===== DATASET CONTENT

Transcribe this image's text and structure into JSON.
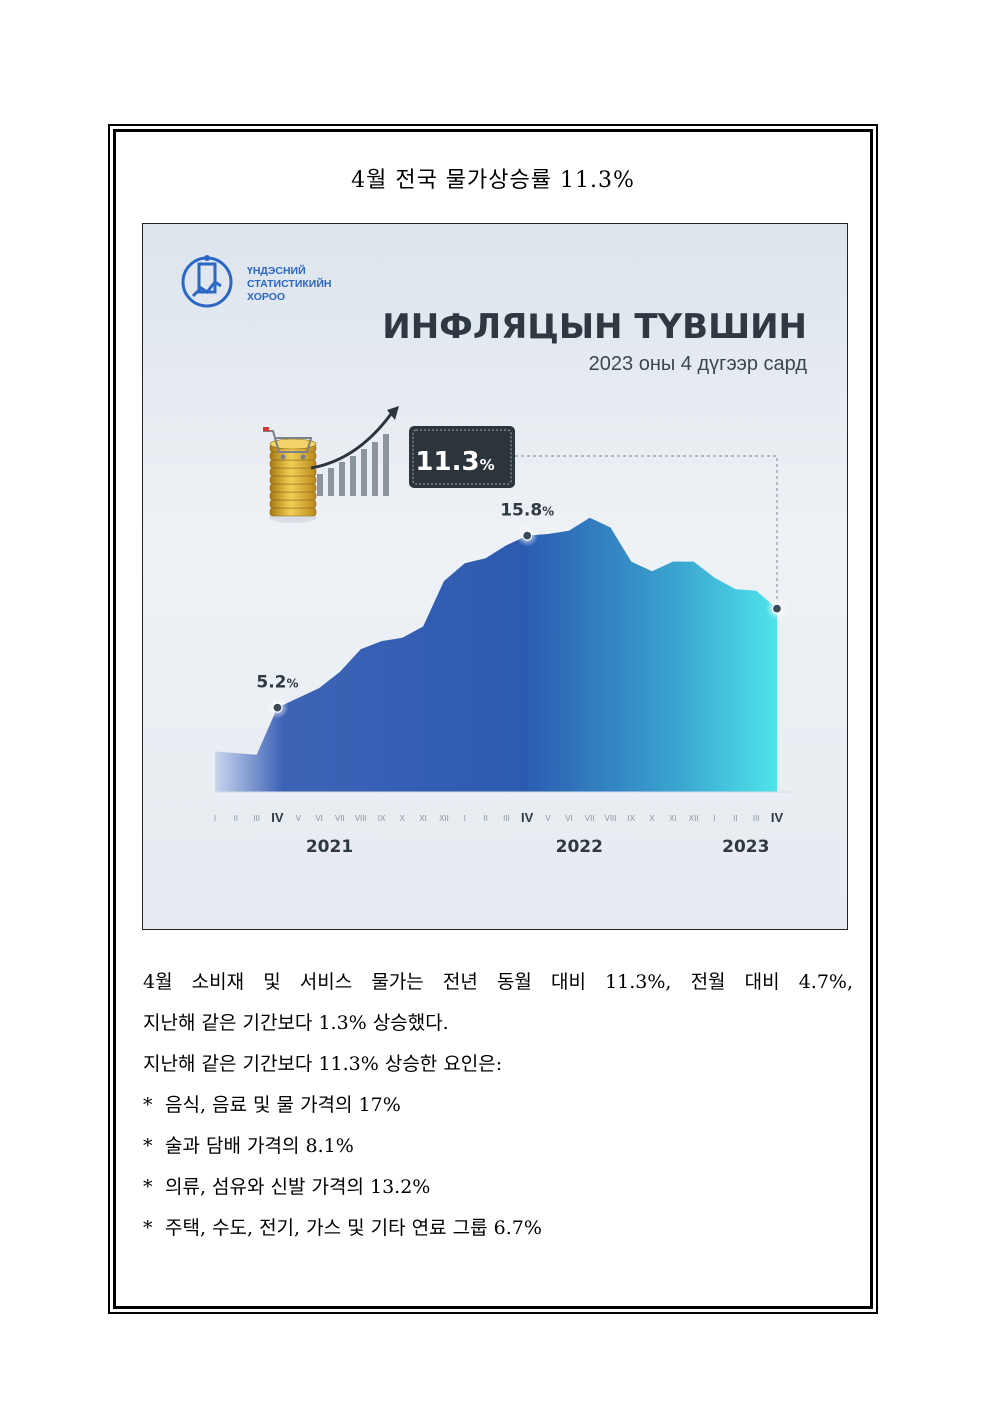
{
  "document": {
    "title": "4월 전국 물가상승률 11.3%",
    "paragraph_line1": "4월 소비재 및 서비스 물가는 전년 동월 대비 11.3%, 전월 대비 4.7%,",
    "paragraph_line2": "지난해 같은 기간보다 1.3% 상승했다.",
    "factors_intro": "지난해 같은 기간보다 11.3% 상승한 요인은:",
    "bullet_symbol": "*",
    "factors": [
      "음식, 음료 및 물 가격의 17%",
      "술과 담배 가격의 8.1%",
      "의류, 섬유와 신발 가격의 13.2%",
      "주택, 수도, 전기, 가스 및 기타 연료 그룹 6.7%"
    ]
  },
  "infographic": {
    "logo_text": [
      "ҮНДЭСНИЙ",
      "СТАТИСТИКИЙН",
      "ХОРОО"
    ],
    "title": "ИНФЛЯЦЫН ТҮВШИН",
    "subtitle": "2023 оны 4 дүгээр сард",
    "badge_value": "11.3",
    "badge_unit": "%",
    "colors": {
      "badge_bg": "#2c343c",
      "area_dark": "#2b58ad",
      "area_light": "#4fe3ea",
      "accent_gold": "#d4a52a"
    },
    "icons": [
      "ministry-logo-icon",
      "coin-stack-icon",
      "shopping-cart-icon",
      "growth-arrow-icon"
    ]
  },
  "chart_data": {
    "type": "area",
    "x": [
      "I",
      "II",
      "III",
      "IV",
      "V",
      "VI",
      "VII",
      "VIII",
      "IX",
      "X",
      "XI",
      "XII",
      "I",
      "II",
      "III",
      "IV",
      "V",
      "VI",
      "VII",
      "VIII",
      "IX",
      "X",
      "XI",
      "XII",
      "I",
      "II",
      "III",
      "IV"
    ],
    "year_labels": [
      {
        "label": "2021",
        "start": 0,
        "end": 11
      },
      {
        "label": "2022",
        "start": 12,
        "end": 23
      },
      {
        "label": "2023",
        "start": 24,
        "end": 27
      }
    ],
    "series": [
      {
        "values": [
          2.5,
          2.4,
          2.3,
          5.2,
          5.8,
          6.4,
          7.4,
          8.8,
          9.3,
          9.5,
          10.2,
          13.0,
          14.1,
          14.4,
          15.2,
          15.8,
          15.9,
          16.1,
          16.9,
          16.3,
          14.2,
          13.6,
          14.2,
          14.2,
          13.2,
          12.5,
          12.4,
          11.3
        ]
      }
    ],
    "annotations": [
      {
        "index": 3,
        "value": "5.2",
        "unit": "%"
      },
      {
        "index": 15,
        "value": "15.8",
        "unit": "%"
      },
      {
        "index": 27,
        "value": "11.3",
        "unit": "%"
      }
    ],
    "highlight_ticks": [
      3,
      15,
      27
    ],
    "ylim": [
      0,
      17.5
    ],
    "grid": false
  }
}
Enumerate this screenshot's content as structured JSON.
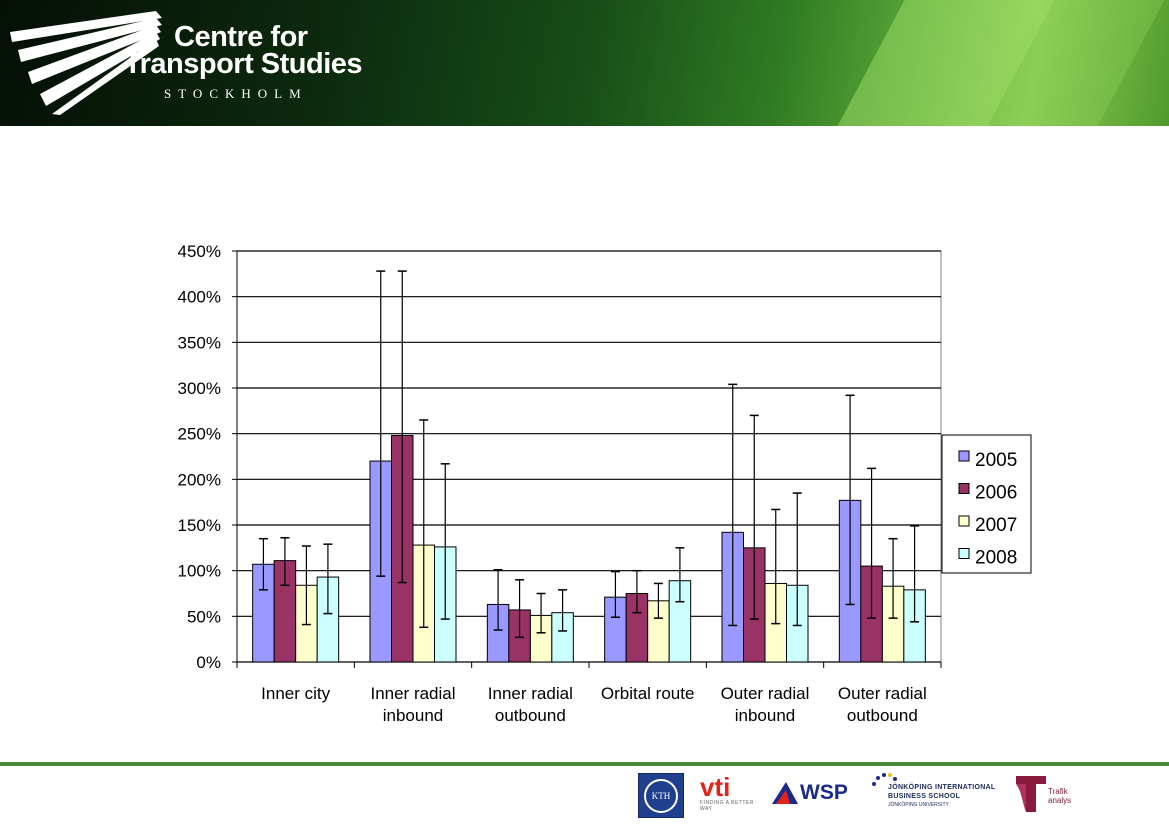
{
  "header": {
    "title_line1": "Centre for",
    "title_line2": "Transport Studies",
    "subtitle": "STOCKHOLM"
  },
  "colors": {
    "series": [
      "#9999ff",
      "#993366",
      "#ffffcc",
      "#ccffff"
    ],
    "footer_line": "#4a8a3a"
  },
  "chart_data": {
    "type": "bar",
    "title": "",
    "xlabel": "",
    "ylabel": "",
    "ylim": [
      0,
      4.5
    ],
    "y_ticks": [
      "0%",
      "50%",
      "100%",
      "150%",
      "200%",
      "250%",
      "300%",
      "350%",
      "400%",
      "450%"
    ],
    "categories": [
      [
        "Inner city"
      ],
      [
        "Inner radial",
        "inbound"
      ],
      [
        "Inner radial",
        "outbound"
      ],
      [
        "Orbital route"
      ],
      [
        "Outer radial",
        "inbound"
      ],
      [
        "Outer radial",
        "outbound"
      ]
    ],
    "series": [
      {
        "name": "2005",
        "values": [
          1.07,
          2.2,
          0.63,
          0.71,
          1.42,
          1.77
        ],
        "error_low": [
          0.79,
          0.94,
          0.35,
          0.49,
          0.4,
          0.63
        ],
        "error_high": [
          1.35,
          4.28,
          1.01,
          0.99,
          3.04,
          2.92
        ]
      },
      {
        "name": "2006",
        "values": [
          1.11,
          2.48,
          0.57,
          0.75,
          1.25,
          1.05
        ],
        "error_low": [
          0.84,
          0.87,
          0.27,
          0.54,
          0.47,
          0.48
        ],
        "error_high": [
          1.36,
          4.28,
          0.9,
          1.0,
          2.7,
          2.12
        ]
      },
      {
        "name": "2007",
        "values": [
          0.84,
          1.28,
          0.51,
          0.67,
          0.86,
          0.83
        ],
        "error_low": [
          0.41,
          0.38,
          0.32,
          0.48,
          0.42,
          0.48
        ],
        "error_high": [
          1.27,
          2.65,
          0.75,
          0.86,
          1.67,
          1.35
        ]
      },
      {
        "name": "2008",
        "values": [
          0.93,
          1.26,
          0.54,
          0.89,
          0.84,
          0.79
        ],
        "error_low": [
          0.53,
          0.47,
          0.34,
          0.66,
          0.4,
          0.44
        ],
        "error_high": [
          1.29,
          2.17,
          0.79,
          1.25,
          1.85,
          1.49
        ]
      }
    ],
    "grid": true,
    "legend_position": "right"
  },
  "footer": {
    "kth_label": "KTH",
    "vti_name": "vti",
    "vti_tagline": "FINDING A BETTER WAY",
    "wsp_name": "WSP",
    "jibs_line1": "JÖNKÖPING INTERNATIONAL",
    "jibs_line2": "BUSINESS SCHOOL",
    "jibs_line3": "JÖNKÖPING UNIVERSITY",
    "trafik_line1": "Trafik",
    "trafik_line2": "analys"
  }
}
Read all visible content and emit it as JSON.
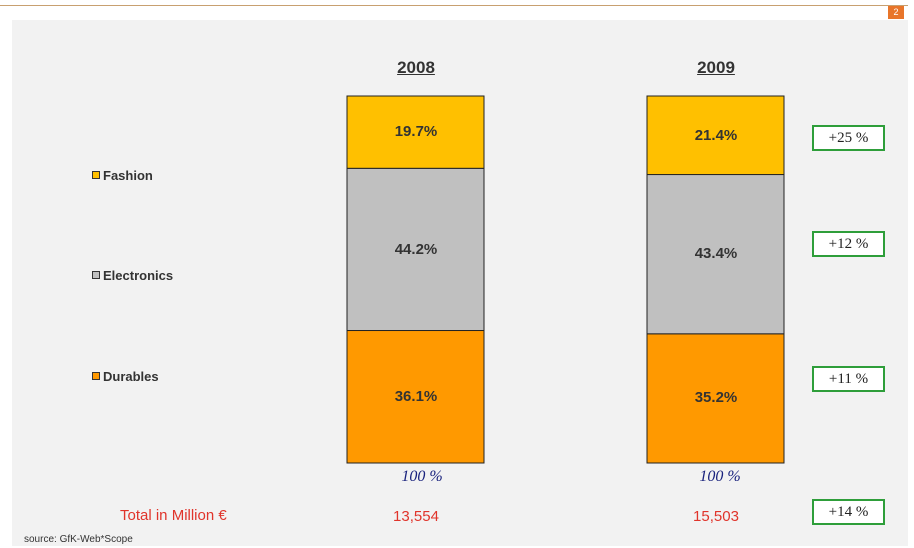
{
  "page_number": "2",
  "legend": [
    {
      "label": "Fashion",
      "color": "#ffc000"
    },
    {
      "label": "Electronics",
      "color": "#c0c0c0"
    },
    {
      "label": "Durables",
      "color": "#ff9900"
    }
  ],
  "chart_data": {
    "type": "bar",
    "stacked": true,
    "categories": [
      "2008",
      "2009"
    ],
    "series": [
      {
        "name": "Durables",
        "color": "#ff9900",
        "values": [
          36.1,
          35.2
        ],
        "labels": [
          "36.1%",
          "35.2%"
        ]
      },
      {
        "name": "Electronics",
        "color": "#c0c0c0",
        "values": [
          44.2,
          43.4
        ],
        "labels": [
          "44.2%",
          "43.4%"
        ]
      },
      {
        "name": "Fashion",
        "color": "#ffc000",
        "values": [
          19.7,
          21.4
        ],
        "labels": [
          "19.7%",
          "21.4%"
        ]
      }
    ],
    "column_totals": [
      "100 %",
      "100 %"
    ],
    "growth": {
      "Fashion": "+25 %",
      "Electronics": "+12 %",
      "Durables": "+11 %",
      "Total": "+14 %"
    },
    "ylim": [
      0,
      100
    ]
  },
  "totals": {
    "label": "Total in Million €",
    "values": [
      "13,554",
      "15,503"
    ]
  },
  "source": "source: GfK-Web*Scope"
}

==========

DO THIS
Verbatim reproduction of every record is required; images are left out.

EXERCISE RESULT
Transcribe this image's text and structure into JSON.
{
  "document": {
    "title": "4월 전국 물가상승률 11.3%",
    "paragraph_line1": "4월 소비재 및 서비스 물가는 전년 동월 대비 11.3%, 전월 대비 4.7%,",
    "paragraph_line2": "지난해 같은 기간보다 1.3% 상승했다.",
    "factors_intro": "지난해 같은 기간보다 11.3% 상승한 요인은:",
    "bullet_symbol": "*",
    "factors": [
      "음식, 음료 및 물 가격의 17%",
      "술과 담배 가격의 8.1%",
      "의류, 섬유와 신발 가격의 13.2%",
      "주택, 수도, 전기, 가스 및 기타 연료 그룹 6.7%"
    ]
  },
  "infographic": {
    "logo_text": [
      "ҮНДЭСНИЙ",
      "СТАТИСТИКИЙН",
      "ХОРОО"
    ],
    "title": "ИНФЛЯЦЫН ТҮВШИН",
    "subtitle": "2023 оны 4 дүгээр сард",
    "badge_value": "11.3",
    "badge_unit": "%",
    "colors": {
      "badge_bg": "#2c343c",
      "area_dark": "#2b58ad",
      "area_light": "#4fe3ea",
      "accent_gold": "#d4a52a"
    },
    "icons": [
      "ministry-logo-icon",
      "coin-stack-icon",
      "shopping-cart-icon",
      "growth-arrow-icon"
    ]
  },
  "chart_data": {
    "type": "area",
    "x": [
      "I",
      "II",
      "III",
      "IV",
      "V",
      "VI",
      "VII",
      "VIII",
      "IX",
      "X",
      "XI",
      "XII",
      "I",
      "II",
      "III",
      "IV",
      "V",
      "VI",
      "VII",
      "VIII",
      "IX",
      "X",
      "XI",
      "XII",
      "I",
      "II",
      "III",
      "IV"
    ],
    "year_labels": [
      {
        "label": "2021",
        "start": 0,
        "end": 11
      },
      {
        "label": "2022",
        "start": 12,
        "end": 23
      },
      {
        "label": "2023",
        "start": 24,
        "end": 27
      }
    ],
    "series": [
      {
        "values": [
          2.5,
          2.4,
          2.3,
          5.2,
          5.8,
          6.4,
          7.4,
          8.8,
          9.3,
          9.5,
          10.2,
          13.0,
          14.1,
          14.4,
          15.2,
          15.8,
          15.9,
          16.1,
          16.9,
          16.3,
          14.2,
          13.6,
          14.2,
          14.2,
          13.2,
          12.5,
          12.4,
          11.3
        ]
      }
    ],
    "annotations": [
      {
        "index": 3,
        "value": "5.2",
        "unit": "%"
      },
      {
        "index": 15,
        "value": "15.8",
        "unit": "%"
      },
      {
        "index": 27,
        "value": "11.3",
        "unit": "%"
      }
    ],
    "highlight_ticks": [
      3,
      15,
      27
    ],
    "ylim": [
      0,
      17.5
    ],
    "grid": false
  }
}
Enumerate this screenshot's content as structured JSON.
{
  "header": {
    "title_line1": "Centre for",
    "title_line2": "Transport Studies",
    "subtitle": "STOCKHOLM"
  },
  "colors": {
    "series": [
      "#9999ff",
      "#993366",
      "#ffffcc",
      "#ccffff"
    ],
    "footer_line": "#4a8a3a"
  },
  "chart_data": {
    "type": "bar",
    "title": "",
    "xlabel": "",
    "ylabel": "",
    "ylim": [
      0,
      4.5
    ],
    "y_ticks": [
      "0%",
      "50%",
      "100%",
      "150%",
      "200%",
      "250%",
      "300%",
      "350%",
      "400%",
      "450%"
    ],
    "categories": [
      [
        "Inner city"
      ],
      [
        "Inner radial",
        "inbound"
      ],
      [
        "Inner radial",
        "outbound"
      ],
      [
        "Orbital route"
      ],
      [
        "Outer radial",
        "inbound"
      ],
      [
        "Outer radial",
        "outbound"
      ]
    ],
    "series": [
      {
        "name": "2005",
        "values": [
          1.07,
          2.2,
          0.63,
          0.71,
          1.42,
          1.77
        ],
        "error_low": [
          0.79,
          0.94,
          0.35,
          0.49,
          0.4,
          0.63
        ],
        "error_high": [
          1.35,
          4.28,
          1.01,
          0.99,
          3.04,
          2.92
        ]
      },
      {
        "name": "2006",
        "values": [
          1.11,
          2.48,
          0.57,
          0.75,
          1.25,
          1.05
        ],
        "error_low": [
          0.84,
          0.87,
          0.27,
          0.54,
          0.47,
          0.48
        ],
        "error_high": [
          1.36,
          4.28,
          0.9,
          1.0,
          2.7,
          2.12
        ]
      },
      {
        "name": "2007",
        "values": [
          0.84,
          1.28,
          0.51,
          0.67,
          0.86,
          0.83
        ],
        "error_low": [
          0.41,
          0.38,
          0.32,
          0.48,
          0.42,
          0.48
        ],
        "error_high": [
          1.27,
          2.65,
          0.75,
          0.86,
          1.67,
          1.35
        ]
      },
      {
        "name": "2008",
        "values": [
          0.93,
          1.26,
          0.54,
          0.89,
          0.84,
          0.79
        ],
        "error_low": [
          0.53,
          0.47,
          0.34,
          0.66,
          0.4,
          0.44
        ],
        "error_high": [
          1.29,
          2.17,
          0.79,
          1.25,
          1.85,
          1.49
        ]
      }
    ],
    "grid": true,
    "legend_position": "right"
  },
  "footer": {
    "kth_label": "KTH",
    "vti_name": "vti",
    "vti_tagline": "FINDING A BETTER WAY",
    "wsp_name": "WSP",
    "jibs_line1": "JÖNKÖPING INTERNATIONAL",
    "jibs_line2": "BUSINESS SCHOOL",
    "jibs_line3": "JÖNKÖPING UNIVERSITY",
    "trafik_line1": "Trafik",
    "trafik_line2": "analys"
  }
}
Read all visible content and emit it as JSON.
{
  "page_number": "2",
  "legend": [
    {
      "label": "Fashion",
      "color": "#ffc000"
    },
    {
      "label": "Electronics",
      "color": "#c0c0c0"
    },
    {
      "label": "Durables",
      "color": "#ff9900"
    }
  ],
  "chart_data": {
    "type": "bar",
    "stacked": true,
    "categories": [
      "2008",
      "2009"
    ],
    "series": [
      {
        "name": "Durables",
        "color": "#ff9900",
        "values": [
          36.1,
          35.2
        ],
        "labels": [
          "36.1%",
          "35.2%"
        ]
      },
      {
        "name": "Electronics",
        "color": "#c0c0c0",
        "values": [
          44.2,
          43.4
        ],
        "labels": [
          "44.2%",
          "43.4%"
        ]
      },
      {
        "name": "Fashion",
        "color": "#ffc000",
        "values": [
          19.7,
          21.4
        ],
        "labels": [
          "19.7%",
          "21.4%"
        ]
      }
    ],
    "column_totals": [
      "100 %",
      "100 %"
    ],
    "growth": {
      "Fashion": "+25 %",
      "Electronics": "+12 %",
      "Durables": "+11 %",
      "Total": "+14 %"
    },
    "ylim": [
      0,
      100
    ]
  },
  "totals": {
    "label": "Total in Million €",
    "values": [
      "13,554",
      "15,503"
    ]
  },
  "source": "source: GfK-Web*Scope"
}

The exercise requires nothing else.